Restate the records below word for word.

** start INFORMATION SUPPLIED **

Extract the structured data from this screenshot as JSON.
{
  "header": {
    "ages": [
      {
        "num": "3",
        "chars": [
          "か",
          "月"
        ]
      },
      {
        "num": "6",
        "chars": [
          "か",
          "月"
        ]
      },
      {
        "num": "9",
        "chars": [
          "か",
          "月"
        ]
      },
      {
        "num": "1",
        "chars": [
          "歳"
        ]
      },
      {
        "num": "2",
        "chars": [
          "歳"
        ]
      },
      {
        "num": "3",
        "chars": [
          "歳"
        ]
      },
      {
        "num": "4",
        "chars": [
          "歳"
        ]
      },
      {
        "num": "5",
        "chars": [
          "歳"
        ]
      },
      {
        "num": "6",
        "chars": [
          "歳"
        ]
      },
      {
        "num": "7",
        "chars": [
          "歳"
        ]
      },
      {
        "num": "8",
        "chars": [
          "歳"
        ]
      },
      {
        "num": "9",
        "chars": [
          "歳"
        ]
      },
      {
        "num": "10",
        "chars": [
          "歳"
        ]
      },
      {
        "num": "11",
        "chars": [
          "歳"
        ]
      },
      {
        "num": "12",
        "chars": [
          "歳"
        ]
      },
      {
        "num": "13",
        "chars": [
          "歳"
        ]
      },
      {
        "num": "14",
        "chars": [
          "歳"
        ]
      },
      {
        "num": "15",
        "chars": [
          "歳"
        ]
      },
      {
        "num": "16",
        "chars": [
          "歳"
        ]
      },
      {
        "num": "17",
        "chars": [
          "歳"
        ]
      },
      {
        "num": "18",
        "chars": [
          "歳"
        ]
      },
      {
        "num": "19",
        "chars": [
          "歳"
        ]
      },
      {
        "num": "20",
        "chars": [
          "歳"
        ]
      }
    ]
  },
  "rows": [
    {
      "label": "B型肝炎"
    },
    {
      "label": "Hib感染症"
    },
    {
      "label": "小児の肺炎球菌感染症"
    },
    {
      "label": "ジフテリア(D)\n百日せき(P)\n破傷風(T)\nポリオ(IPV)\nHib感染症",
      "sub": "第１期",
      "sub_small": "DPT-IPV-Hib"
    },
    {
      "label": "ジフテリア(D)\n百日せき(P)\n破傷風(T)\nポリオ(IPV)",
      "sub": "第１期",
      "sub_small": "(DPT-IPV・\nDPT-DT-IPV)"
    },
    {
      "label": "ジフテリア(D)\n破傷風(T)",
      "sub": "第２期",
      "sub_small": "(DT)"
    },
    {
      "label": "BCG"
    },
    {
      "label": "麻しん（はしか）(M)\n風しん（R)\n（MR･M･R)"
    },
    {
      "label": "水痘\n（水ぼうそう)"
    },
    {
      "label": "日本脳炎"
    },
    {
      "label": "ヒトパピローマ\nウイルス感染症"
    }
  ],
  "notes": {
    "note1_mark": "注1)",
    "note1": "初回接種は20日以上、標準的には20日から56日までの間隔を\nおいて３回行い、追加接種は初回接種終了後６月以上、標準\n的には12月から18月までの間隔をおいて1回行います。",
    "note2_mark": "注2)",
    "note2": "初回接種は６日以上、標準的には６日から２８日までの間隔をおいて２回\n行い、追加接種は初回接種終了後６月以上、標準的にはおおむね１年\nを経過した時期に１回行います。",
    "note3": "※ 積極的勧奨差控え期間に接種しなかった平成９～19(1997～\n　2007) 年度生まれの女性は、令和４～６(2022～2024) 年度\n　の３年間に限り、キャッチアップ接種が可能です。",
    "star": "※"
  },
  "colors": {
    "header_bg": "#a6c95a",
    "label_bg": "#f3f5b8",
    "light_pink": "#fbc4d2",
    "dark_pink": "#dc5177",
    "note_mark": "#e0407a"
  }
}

** end INFORMATION SUPPLIED **

» WRITTEN ANSWER:
Extract the structured data from this screenshot as JSON.
{
  "header": {
    "ages": [
      {
        "num": "3",
        "chars": [
          "か",
          "月"
        ]
      },
      {
        "num": "6",
        "chars": [
          "か",
          "月"
        ]
      },
      {
        "num": "9",
        "chars": [
          "か",
          "月"
        ]
      },
      {
        "num": "1",
        "chars": [
          "歳"
        ]
      },
      {
        "num": "2",
        "chars": [
          "歳"
        ]
      },
      {
        "num": "3",
        "chars": [
          "歳"
        ]
      },
      {
        "num": "4",
        "chars": [
          "歳"
        ]
      },
      {
        "num": "5",
        "chars": [
          "歳"
        ]
      },
      {
        "num": "6",
        "chars": [
          "歳"
        ]
      },
      {
        "num": "7",
        "chars": [
          "歳"
        ]
      },
      {
        "num": "8",
        "chars": [
          "歳"
        ]
      },
      {
        "num": "9",
        "chars": [
          "歳"
        ]
      },
      {
        "num": "10",
        "chars": [
          "歳"
        ]
      },
      {
        "num": "11",
        "chars": [
          "歳"
        ]
      },
      {
        "num": "12",
        "chars": [
          "歳"
        ]
      },
      {
        "num": "13",
        "chars": [
          "歳"
        ]
      },
      {
        "num": "14",
        "chars": [
          "歳"
        ]
      },
      {
        "num": "15",
        "chars": [
          "歳"
        ]
      },
      {
        "num": "16",
        "chars": [
          "歳"
        ]
      },
      {
        "num": "17",
        "chars": [
          "歳"
        ]
      },
      {
        "num": "18",
        "chars": [
          "歳"
        ]
      },
      {
        "num": "19",
        "chars": [
          "歳"
        ]
      },
      {
        "num": "20",
        "chars": [
          "歳"
        ]
      }
    ]
  },
  "rows": [
    {
      "label": "B型肝炎"
    },
    {
      "label": "Hib感染症"
    },
    {
      "label": "小児の肺炎球菌感染症"
    },
    {
      "label": "ジフテリア(D)\n百日せき(P)\n破傷風(T)\nポリオ(IPV)\nHib感染症",
      "sub": "第１期",
      "sub_small": "DPT-IPV-Hib"
    },
    {
      "label": "ジフテリア(D)\n百日せき(P)\n破傷風(T)\nポリオ(IPV)",
      "sub": "第１期",
      "sub_small": "(DPT-IPV・\nDPT-DT-IPV)"
    },
    {
      "label": "ジフテリア(D)\n破傷風(T)",
      "sub": "第２期",
      "sub_small": "(DT)"
    },
    {
      "label": "BCG"
    },
    {
      "label": "麻しん（はしか）(M)\n風しん（R)\n（MR･M･R)"
    },
    {
      "label": "水痘\n（水ぼうそう)"
    },
    {
      "label": "日本脳炎"
    },
    {
      "label": "ヒトパピローマ\nウイルス感染症"
    }
  ],
  "notes": {
    "note1_mark": "注1)",
    "note1": "初回接種は20日以上、標準的には20日から56日までの間隔を\nおいて３回行い、追加接種は初回接種終了後６月以上、標準\n的には12月から18月までの間隔をおいて1回行います。",
    "note2_mark": "注2)",
    "note2": "初回接種は６日以上、標準的には６日から２８日までの間隔をおいて２回\n行い、追加接種は初回接種終了後６月以上、標準的にはおおむね１年\nを経過した時期に１回行います。",
    "note3": "※ 積極的勧奨差控え期間に接種しなかった平成９～19(1997～\n　2007) 年度生まれの女性は、令和４～６(2022～2024) 年度\n　の３年間に限り、キャッチアップ接種が可能です。",
    "star": "※"
  },
  "colors": {
    "header_bg": "#a6c95a",
    "label_bg": "#f3f5b8",
    "light_pink": "#fbc4d2",
    "dark_pink": "#dc5177",
    "note_mark": "#e0407a"
  }
}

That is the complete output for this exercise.